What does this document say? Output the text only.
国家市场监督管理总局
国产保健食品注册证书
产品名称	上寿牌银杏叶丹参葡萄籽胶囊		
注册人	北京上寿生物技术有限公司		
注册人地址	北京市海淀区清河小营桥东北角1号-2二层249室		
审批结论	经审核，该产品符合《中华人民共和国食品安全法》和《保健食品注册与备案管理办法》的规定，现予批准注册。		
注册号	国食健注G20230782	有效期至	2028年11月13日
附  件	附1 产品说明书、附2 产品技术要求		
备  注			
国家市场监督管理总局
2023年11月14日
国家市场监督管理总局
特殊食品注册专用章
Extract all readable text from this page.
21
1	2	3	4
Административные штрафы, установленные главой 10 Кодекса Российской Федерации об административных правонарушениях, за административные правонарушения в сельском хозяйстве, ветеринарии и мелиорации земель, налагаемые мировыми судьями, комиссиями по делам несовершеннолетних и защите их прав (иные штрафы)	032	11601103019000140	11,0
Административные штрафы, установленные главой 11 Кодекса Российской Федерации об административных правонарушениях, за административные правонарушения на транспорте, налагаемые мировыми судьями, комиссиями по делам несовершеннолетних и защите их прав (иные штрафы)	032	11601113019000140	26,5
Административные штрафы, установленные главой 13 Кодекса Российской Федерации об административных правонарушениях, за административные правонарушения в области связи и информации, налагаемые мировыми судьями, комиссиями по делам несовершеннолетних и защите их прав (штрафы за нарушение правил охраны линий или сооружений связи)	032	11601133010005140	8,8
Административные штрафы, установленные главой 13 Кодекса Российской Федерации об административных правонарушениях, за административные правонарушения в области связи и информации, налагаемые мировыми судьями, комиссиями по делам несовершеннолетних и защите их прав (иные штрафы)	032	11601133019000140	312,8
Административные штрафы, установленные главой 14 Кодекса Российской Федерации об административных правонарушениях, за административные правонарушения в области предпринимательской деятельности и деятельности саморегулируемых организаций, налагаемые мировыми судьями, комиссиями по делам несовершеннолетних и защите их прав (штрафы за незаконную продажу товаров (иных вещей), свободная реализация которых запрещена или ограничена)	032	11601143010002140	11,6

◆ What you are asked to do
Above are some records; extract every one of them exactly.

◆ Written response
What does this document say? Output the text only.
国家市场监督管理总局
国产保健食品注册证书
产品名称	上寿牌银杏叶丹参葡萄籽胶囊		
注册人	北京上寿生物技术有限公司		
注册人地址	北京市海淀区清河小营桥东北角1号-2二层249室		
审批结论	经审核，该产品符合《中华人民共和国食品安全法》和《保健食品注册与备案管理办法》的规定，现予批准注册。		
注册号	国食健注G20230782	有效期至	2028年11月13日
附  件	附1 产品说明书、附2 产品技术要求		
备  注			
国家市场监督管理总局
2023年11月14日
国家市场监督管理总局
特殊食品注册专用章
Extract all readable text from this page.
21
1	2	3	4
Административные штрафы, установленные главой 10 Кодекса Российской Федерации об административных правонарушениях, за административные правонарушения в сельском хозяйстве, ветеринарии и мелиорации земель, налагаемые мировыми судьями, комиссиями по делам несовершеннолетних и защите их прав (иные штрафы)	032	11601103019000140	11,0
Административные штрафы, установленные главой 11 Кодекса Российской Федерации об административных правонарушениях, за административные правонарушения на транспорте, налагаемые мировыми судьями, комиссиями по делам несовершеннолетних и защите их прав (иные штрафы)	032	11601113019000140	26,5
Административные штрафы, установленные главой 13 Кодекса Российской Федерации об административных правонарушениях, за административные правонарушения в области связи и информации, налагаемые мировыми судьями, комиссиями по делам несовершеннолетних и защите их прав (штрафы за нарушение правил охраны линий или сооружений связи)	032	11601133010005140	8,8
Административные штрафы, установленные главой 13 Кодекса Российской Федерации об административных правонарушениях, за административные правонарушения в области связи и информации, налагаемые мировыми судьями, комиссиями по делам несовершеннолетних и защите их прав (иные штрафы)	032	11601133019000140	312,8
Административные штрафы, установленные главой 14 Кодекса Российской Федерации об административных правонарушениях, за административные правонарушения в области предпринимательской деятельности и деятельности саморегулируемых организаций, налагаемые мировыми судьями, комиссиями по делам несовершеннолетних и защите их прав (штрафы за незаконную продажу товаров (иных вещей), свободная реализация которых запрещена или ограничена)	032	11601143010002140	11,6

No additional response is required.